**Task instructions**
Without omitting anything, return the records precisely as given.
>> Start
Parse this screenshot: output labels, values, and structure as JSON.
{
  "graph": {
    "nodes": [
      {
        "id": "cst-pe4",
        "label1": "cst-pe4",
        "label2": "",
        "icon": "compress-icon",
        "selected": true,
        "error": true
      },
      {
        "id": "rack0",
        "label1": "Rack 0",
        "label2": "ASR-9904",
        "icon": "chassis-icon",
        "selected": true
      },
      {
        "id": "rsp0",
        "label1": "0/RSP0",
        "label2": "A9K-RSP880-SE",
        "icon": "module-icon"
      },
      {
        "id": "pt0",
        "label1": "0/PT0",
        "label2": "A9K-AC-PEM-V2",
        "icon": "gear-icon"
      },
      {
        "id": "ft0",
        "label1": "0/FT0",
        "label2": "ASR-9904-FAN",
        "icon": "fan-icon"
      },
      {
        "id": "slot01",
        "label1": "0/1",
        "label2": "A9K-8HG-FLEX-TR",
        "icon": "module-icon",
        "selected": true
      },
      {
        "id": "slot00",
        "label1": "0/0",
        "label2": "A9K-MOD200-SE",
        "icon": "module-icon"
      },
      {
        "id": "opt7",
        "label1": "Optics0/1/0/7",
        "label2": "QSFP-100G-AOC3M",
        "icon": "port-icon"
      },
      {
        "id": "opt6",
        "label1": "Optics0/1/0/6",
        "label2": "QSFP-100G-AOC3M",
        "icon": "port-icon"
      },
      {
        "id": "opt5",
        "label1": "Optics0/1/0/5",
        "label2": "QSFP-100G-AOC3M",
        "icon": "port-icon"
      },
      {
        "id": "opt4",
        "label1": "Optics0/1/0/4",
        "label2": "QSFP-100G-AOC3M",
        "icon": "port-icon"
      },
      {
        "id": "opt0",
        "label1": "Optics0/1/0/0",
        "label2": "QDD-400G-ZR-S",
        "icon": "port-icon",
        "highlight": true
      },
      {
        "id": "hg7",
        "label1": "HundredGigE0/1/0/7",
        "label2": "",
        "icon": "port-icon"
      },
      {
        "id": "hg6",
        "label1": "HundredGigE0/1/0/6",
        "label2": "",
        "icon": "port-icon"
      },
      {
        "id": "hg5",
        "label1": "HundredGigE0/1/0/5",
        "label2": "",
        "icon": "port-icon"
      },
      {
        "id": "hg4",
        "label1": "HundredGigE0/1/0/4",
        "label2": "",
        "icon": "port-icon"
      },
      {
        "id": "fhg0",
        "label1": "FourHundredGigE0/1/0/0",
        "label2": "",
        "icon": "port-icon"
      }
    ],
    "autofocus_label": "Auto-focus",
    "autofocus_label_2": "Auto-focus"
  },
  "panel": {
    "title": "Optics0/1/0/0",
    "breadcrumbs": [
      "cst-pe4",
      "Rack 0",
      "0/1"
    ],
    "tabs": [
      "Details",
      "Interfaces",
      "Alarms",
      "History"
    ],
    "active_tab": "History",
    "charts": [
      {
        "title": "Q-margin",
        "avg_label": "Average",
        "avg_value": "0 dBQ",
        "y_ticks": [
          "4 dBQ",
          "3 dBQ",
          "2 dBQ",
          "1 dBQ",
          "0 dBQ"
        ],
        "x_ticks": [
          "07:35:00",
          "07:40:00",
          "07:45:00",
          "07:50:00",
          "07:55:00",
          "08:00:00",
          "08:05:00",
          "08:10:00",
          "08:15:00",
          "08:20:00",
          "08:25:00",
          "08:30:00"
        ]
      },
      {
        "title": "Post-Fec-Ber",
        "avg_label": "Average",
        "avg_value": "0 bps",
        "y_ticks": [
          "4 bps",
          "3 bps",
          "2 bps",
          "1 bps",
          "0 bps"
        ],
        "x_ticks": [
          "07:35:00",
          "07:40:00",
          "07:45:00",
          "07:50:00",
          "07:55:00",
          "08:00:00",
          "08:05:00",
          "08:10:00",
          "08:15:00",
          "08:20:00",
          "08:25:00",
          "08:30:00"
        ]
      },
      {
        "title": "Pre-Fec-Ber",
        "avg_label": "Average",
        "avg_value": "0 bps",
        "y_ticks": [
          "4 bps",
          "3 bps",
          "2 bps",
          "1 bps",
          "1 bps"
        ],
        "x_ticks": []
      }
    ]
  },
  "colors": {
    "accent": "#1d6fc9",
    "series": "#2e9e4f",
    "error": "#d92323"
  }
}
>> End
**Solution for this task**
Parse this screenshot: output labels, values, and structure as JSON.
{
  "graph": {
    "nodes": [
      {
        "id": "cst-pe4",
        "label1": "cst-pe4",
        "label2": "",
        "icon": "compress-icon",
        "selected": true,
        "error": true
      },
      {
        "id": "rack0",
        "label1": "Rack 0",
        "label2": "ASR-9904",
        "icon": "chassis-icon",
        "selected": true
      },
      {
        "id": "rsp0",
        "label1": "0/RSP0",
        "label2": "A9K-RSP880-SE",
        "icon": "module-icon"
      },
      {
        "id": "pt0",
        "label1": "0/PT0",
        "label2": "A9K-AC-PEM-V2",
        "icon": "gear-icon"
      },
      {
        "id": "ft0",
        "label1": "0/FT0",
        "label2": "ASR-9904-FAN",
        "icon": "fan-icon"
      },
      {
        "id": "slot01",
        "label1": "0/1",
        "label2": "A9K-8HG-FLEX-TR",
        "icon": "module-icon",
        "selected": true
      },
      {
        "id": "slot00",
        "label1": "0/0",
        "label2": "A9K-MOD200-SE",
        "icon": "module-icon"
      },
      {
        "id": "opt7",
        "label1": "Optics0/1/0/7",
        "label2": "QSFP-100G-AOC3M",
        "icon": "port-icon"
      },
      {
        "id": "opt6",
        "label1": "Optics0/1/0/6",
        "label2": "QSFP-100G-AOC3M",
        "icon": "port-icon"
      },
      {
        "id": "opt5",
        "label1": "Optics0/1/0/5",
        "label2": "QSFP-100G-AOC3M",
        "icon": "port-icon"
      },
      {
        "id": "opt4",
        "label1": "Optics0/1/0/4",
        "label2": "QSFP-100G-AOC3M",
        "icon": "port-icon"
      },
      {
        "id": "opt0",
        "label1": "Optics0/1/0/0",
        "label2": "QDD-400G-ZR-S",
        "icon": "port-icon",
        "highlight": true
      },
      {
        "id": "hg7",
        "label1": "HundredGigE0/1/0/7",
        "label2": "",
        "icon": "port-icon"
      },
      {
        "id": "hg6",
        "label1": "HundredGigE0/1/0/6",
        "label2": "",
        "icon": "port-icon"
      },
      {
        "id": "hg5",
        "label1": "HundredGigE0/1/0/5",
        "label2": "",
        "icon": "port-icon"
      },
      {
        "id": "hg4",
        "label1": "HundredGigE0/1/0/4",
        "label2": "",
        "icon": "port-icon"
      },
      {
        "id": "fhg0",
        "label1": "FourHundredGigE0/1/0/0",
        "label2": "",
        "icon": "port-icon"
      }
    ],
    "autofocus_label": "Auto-focus",
    "autofocus_label_2": "Auto-focus"
  },
  "panel": {
    "title": "Optics0/1/0/0",
    "breadcrumbs": [
      "cst-pe4",
      "Rack 0",
      "0/1"
    ],
    "tabs": [
      "Details",
      "Interfaces",
      "Alarms",
      "History"
    ],
    "active_tab": "History",
    "charts": [
      {
        "title": "Q-margin",
        "avg_label": "Average",
        "avg_value": "0 dBQ",
        "y_ticks": [
          "4 dBQ",
          "3 dBQ",
          "2 dBQ",
          "1 dBQ",
          "0 dBQ"
        ],
        "x_ticks": [
          "07:35:00",
          "07:40:00",
          "07:45:00",
          "07:50:00",
          "07:55:00",
          "08:00:00",
          "08:05:00",
          "08:10:00",
          "08:15:00",
          "08:20:00",
          "08:25:00",
          "08:30:00"
        ]
      },
      {
        "title": "Post-Fec-Ber",
        "avg_label": "Average",
        "avg_value": "0 bps",
        "y_ticks": [
          "4 bps",
          "3 bps",
          "2 bps",
          "1 bps",
          "0 bps"
        ],
        "x_ticks": [
          "07:35:00",
          "07:40:00",
          "07:45:00",
          "07:50:00",
          "07:55:00",
          "08:00:00",
          "08:05:00",
          "08:10:00",
          "08:15:00",
          "08:20:00",
          "08:25:00",
          "08:30:00"
        ]
      },
      {
        "title": "Pre-Fec-Ber",
        "avg_label": "Average",
        "avg_value": "0 bps",
        "y_ticks": [
          "4 bps",
          "3 bps",
          "2 bps",
          "1 bps",
          "1 bps"
        ],
        "x_ticks": []
      }
    ]
  },
  "colors": {
    "accent": "#1d6fc9",
    "series": "#2e9e4f",
    "error": "#d92323"
  }
}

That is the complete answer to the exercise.